_Problem_. Please reproduce the listing below, replacing "MIDGARD FINANCE" with "MIDGARD BANK" wherever it occurs and leaving every other character unchanged.

## Begin Data for this task

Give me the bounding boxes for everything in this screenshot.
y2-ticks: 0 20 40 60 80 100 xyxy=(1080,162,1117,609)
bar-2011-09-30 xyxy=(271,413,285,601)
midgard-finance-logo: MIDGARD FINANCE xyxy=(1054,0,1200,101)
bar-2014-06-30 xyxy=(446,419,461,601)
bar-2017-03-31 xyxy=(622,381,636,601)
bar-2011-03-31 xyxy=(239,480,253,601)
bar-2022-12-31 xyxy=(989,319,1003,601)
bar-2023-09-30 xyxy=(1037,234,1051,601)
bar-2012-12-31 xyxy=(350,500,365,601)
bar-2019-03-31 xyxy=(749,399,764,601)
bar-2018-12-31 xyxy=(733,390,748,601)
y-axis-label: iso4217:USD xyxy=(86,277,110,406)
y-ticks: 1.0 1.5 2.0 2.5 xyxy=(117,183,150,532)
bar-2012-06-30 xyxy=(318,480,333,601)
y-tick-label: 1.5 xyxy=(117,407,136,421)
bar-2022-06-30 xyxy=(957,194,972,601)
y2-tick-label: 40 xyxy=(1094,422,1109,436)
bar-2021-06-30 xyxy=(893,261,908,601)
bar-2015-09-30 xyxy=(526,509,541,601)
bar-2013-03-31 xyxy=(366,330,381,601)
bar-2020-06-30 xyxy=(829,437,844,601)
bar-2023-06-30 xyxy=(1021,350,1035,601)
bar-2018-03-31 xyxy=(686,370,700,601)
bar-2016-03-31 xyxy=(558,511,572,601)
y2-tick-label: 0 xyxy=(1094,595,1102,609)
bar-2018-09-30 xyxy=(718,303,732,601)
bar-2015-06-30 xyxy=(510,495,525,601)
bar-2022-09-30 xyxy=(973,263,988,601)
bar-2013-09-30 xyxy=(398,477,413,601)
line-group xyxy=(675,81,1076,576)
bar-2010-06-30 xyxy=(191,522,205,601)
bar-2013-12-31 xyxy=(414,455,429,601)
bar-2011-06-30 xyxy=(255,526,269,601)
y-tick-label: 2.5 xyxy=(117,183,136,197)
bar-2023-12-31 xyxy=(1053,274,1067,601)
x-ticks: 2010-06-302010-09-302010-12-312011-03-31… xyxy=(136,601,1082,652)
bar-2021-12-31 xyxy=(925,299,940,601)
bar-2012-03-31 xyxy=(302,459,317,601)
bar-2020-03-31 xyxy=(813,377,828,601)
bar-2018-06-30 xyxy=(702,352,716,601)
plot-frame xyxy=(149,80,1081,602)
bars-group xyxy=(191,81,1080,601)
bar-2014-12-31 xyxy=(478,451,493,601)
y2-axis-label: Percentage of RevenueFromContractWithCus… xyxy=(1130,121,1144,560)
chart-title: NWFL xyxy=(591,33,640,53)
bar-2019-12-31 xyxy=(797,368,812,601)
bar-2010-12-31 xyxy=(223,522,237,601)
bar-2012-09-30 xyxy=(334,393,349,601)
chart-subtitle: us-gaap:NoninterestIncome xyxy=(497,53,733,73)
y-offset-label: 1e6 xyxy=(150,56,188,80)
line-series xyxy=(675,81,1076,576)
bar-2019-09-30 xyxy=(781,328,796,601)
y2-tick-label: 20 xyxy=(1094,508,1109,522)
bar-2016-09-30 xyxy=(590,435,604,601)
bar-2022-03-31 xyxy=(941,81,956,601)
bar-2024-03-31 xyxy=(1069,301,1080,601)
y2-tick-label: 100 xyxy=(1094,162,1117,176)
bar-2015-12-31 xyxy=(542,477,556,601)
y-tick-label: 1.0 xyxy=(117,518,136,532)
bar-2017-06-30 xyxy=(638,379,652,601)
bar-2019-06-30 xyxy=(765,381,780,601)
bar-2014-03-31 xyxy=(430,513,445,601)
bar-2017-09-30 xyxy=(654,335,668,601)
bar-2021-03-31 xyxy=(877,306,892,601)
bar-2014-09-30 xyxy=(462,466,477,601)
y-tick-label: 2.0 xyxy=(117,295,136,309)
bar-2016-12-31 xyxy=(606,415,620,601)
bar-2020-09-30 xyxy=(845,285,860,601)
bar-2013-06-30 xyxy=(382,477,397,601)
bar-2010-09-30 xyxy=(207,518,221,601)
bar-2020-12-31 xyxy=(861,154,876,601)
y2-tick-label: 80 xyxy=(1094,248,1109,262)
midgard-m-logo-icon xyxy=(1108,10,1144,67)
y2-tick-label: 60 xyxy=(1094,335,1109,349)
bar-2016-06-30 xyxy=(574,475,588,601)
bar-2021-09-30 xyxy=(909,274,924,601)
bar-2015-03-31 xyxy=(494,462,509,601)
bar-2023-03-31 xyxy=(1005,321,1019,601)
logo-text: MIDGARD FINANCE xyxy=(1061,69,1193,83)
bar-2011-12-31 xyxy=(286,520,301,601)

## End Data for this task

_Written response_.
Give me the bounding boxes for everything in this screenshot.
y2-ticks: 0 20 40 60 80 100 xyxy=(1080,162,1117,609)
bar-2011-09-30 xyxy=(271,413,285,601)
midgard-finance-logo: MIDGARD BANK xyxy=(1054,0,1200,101)
bar-2014-06-30 xyxy=(446,419,461,601)
bar-2017-03-31 xyxy=(622,381,636,601)
bar-2011-03-31 xyxy=(239,480,253,601)
bar-2022-12-31 xyxy=(989,319,1003,601)
bar-2023-09-30 xyxy=(1037,234,1051,601)
bar-2012-12-31 xyxy=(350,500,365,601)
bar-2019-03-31 xyxy=(749,399,764,601)
bar-2018-12-31 xyxy=(733,390,748,601)
y-axis-label: iso4217:USD xyxy=(86,277,110,406)
y-ticks: 1.0 1.5 2.0 2.5 xyxy=(117,183,150,532)
bar-2012-06-30 xyxy=(318,480,333,601)
y-tick-label: 1.5 xyxy=(117,407,136,421)
bar-2022-06-30 xyxy=(957,194,972,601)
y2-tick-label: 40 xyxy=(1094,422,1109,436)
bar-2021-06-30 xyxy=(893,261,908,601)
bar-2015-09-30 xyxy=(526,509,541,601)
bar-2013-03-31 xyxy=(366,330,381,601)
bar-2020-06-30 xyxy=(829,437,844,601)
bar-2023-06-30 xyxy=(1021,350,1035,601)
bar-2018-03-31 xyxy=(686,370,700,601)
bar-2016-03-31 xyxy=(558,511,572,601)
y2-tick-label: 0 xyxy=(1094,595,1102,609)
bar-2018-09-30 xyxy=(718,303,732,601)
bar-2015-06-30 xyxy=(510,495,525,601)
bar-2022-09-30 xyxy=(973,263,988,601)
bar-2013-09-30 xyxy=(398,477,413,601)
line-group xyxy=(675,81,1076,576)
bar-2010-06-30 xyxy=(191,522,205,601)
bar-2013-12-31 xyxy=(414,455,429,601)
bar-2011-06-30 xyxy=(255,526,269,601)
y-tick-label: 2.5 xyxy=(117,183,136,197)
bar-2023-12-31 xyxy=(1053,274,1067,601)
x-ticks: 2010-06-302010-09-302010-12-312011-03-31… xyxy=(136,601,1082,652)
bar-2021-12-31 xyxy=(925,299,940,601)
bar-2012-03-31 xyxy=(302,459,317,601)
bar-2020-03-31 xyxy=(813,377,828,601)
bar-2018-06-30 xyxy=(702,352,716,601)
plot-frame xyxy=(149,80,1081,602)
bars-group xyxy=(191,81,1080,601)
bar-2014-12-31 xyxy=(478,451,493,601)
y2-axis-label: Percentage of RevenueFromContractWithCus… xyxy=(1130,121,1144,560)
chart-title: NWFL xyxy=(591,33,640,53)
bar-2019-12-31 xyxy=(797,368,812,601)
bar-2010-12-31 xyxy=(223,522,237,601)
bar-2012-09-30 xyxy=(334,393,349,601)
chart-subtitle: us-gaap:NoninterestIncome xyxy=(497,53,733,73)
y-offset-label: 1e6 xyxy=(150,56,188,80)
line-series xyxy=(675,81,1076,576)
bar-2019-09-30 xyxy=(781,328,796,601)
y2-tick-label: 20 xyxy=(1094,508,1109,522)
bar-2016-09-30 xyxy=(590,435,604,601)
bar-2022-03-31 xyxy=(941,81,956,601)
bar-2024-03-31 xyxy=(1069,301,1080,601)
y2-tick-label: 100 xyxy=(1094,162,1117,176)
bar-2015-12-31 xyxy=(542,477,556,601)
y-tick-label: 1.0 xyxy=(117,518,136,532)
bar-2017-06-30 xyxy=(638,379,652,601)
bar-2019-06-30 xyxy=(765,381,780,601)
bar-2014-03-31 xyxy=(430,513,445,601)
bar-2017-09-30 xyxy=(654,335,668,601)
bar-2021-03-31 xyxy=(877,306,892,601)
bar-2014-09-30 xyxy=(462,466,477,601)
y-tick-label: 2.0 xyxy=(117,295,136,309)
bar-2016-12-31 xyxy=(606,415,620,601)
bar-2020-09-30 xyxy=(845,285,860,601)
bar-2013-06-30 xyxy=(382,477,397,601)
bar-2010-09-30 xyxy=(207,518,221,601)
bar-2020-12-31 xyxy=(861,154,876,601)
y2-tick-label: 80 xyxy=(1094,248,1109,262)
midgard-m-logo-icon xyxy=(1108,10,1144,67)
y2-tick-label: 60 xyxy=(1094,335,1109,349)
bar-2016-06-30 xyxy=(574,475,588,601)
bar-2021-09-30 xyxy=(909,274,924,601)
bar-2015-03-31 xyxy=(494,462,509,601)
bar-2023-03-31 xyxy=(1005,321,1019,601)
logo-text: MIDGARD BANK xyxy=(1061,69,1193,83)
bar-2011-12-31 xyxy=(286,520,301,601)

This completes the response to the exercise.